### Short exercise
Copy out every line containing the word "薄款长袖胸围".

***** Recorded data

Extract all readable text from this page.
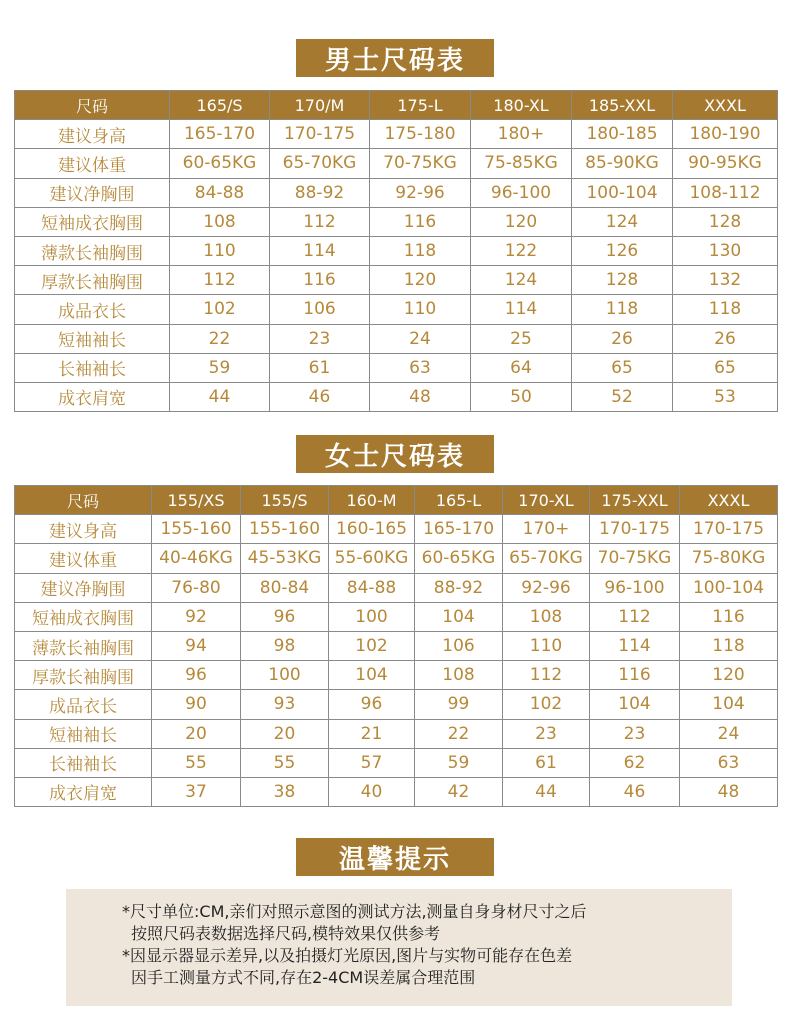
男士尺码表
尺码	165/S	170/M	175-L	180-XL	185-XXL	XXXL
建议身高	165-170	170-175	175-180	180+	180-185	180-190
建议体重	60-65KG	65-70KG	70-75KG	75-85KG	85-90KG	90-95KG
建议净胸围	84-88	88-92	92-96	96-100	100-104	108-112
短袖成衣胸围	108	112	116	120	124	128
薄款长袖胸围	110	114	118	122	126	130
厚款长袖胸围	112	116	120	124	128	132
成品衣长	102	106	110	114	118	118
短袖袖长	22	23	24	25	26	26
长袖袖长	59	61	63	64	65	65
成衣肩宽	44	46	48	50	52	53
女士尺码表
尺码	155/XS	155/S	160-M	165-L	170-XL	175-XXL	XXXL
建议身高	155-160	155-160	160-165	165-170	170+	170-175	170-175
建议体重	40-46KG	45-53KG	55-60KG	60-65KG	65-70KG	70-75KG	75-80KG
建议净胸围	76-80	80-84	84-88	88-92	92-96	96-100	100-104
短袖成衣胸围	92	96	100	104	108	112	116
薄款长袖胸围	94	98	102	106	110	114	118
厚款长袖胸围	96	100	104	108	112	116	120
成品衣长	90	93	96	99	102	104	104
短袖袖长	20	20	21	22	23	23	24
长袖袖长	55	55	57	59	61	62	63
成衣肩宽	37	38	40	42	44	46	48
温馨提示

*尺寸单位:CM,亲们对照示意图的测试方法,测量自身身材尺寸之后

按照尺码表数据选择尺码,模特效果仅供参考

*因显示器显示差异,以及拍摄灯光原因,图片与实物可能存在色差

因手工测量方式不同,存在2-4CM误差属合理范围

**********

### The solution
薄款长袖胸围	110	114	118	122	126	130
薄款长袖胸围	94	98	102	106	110	114	118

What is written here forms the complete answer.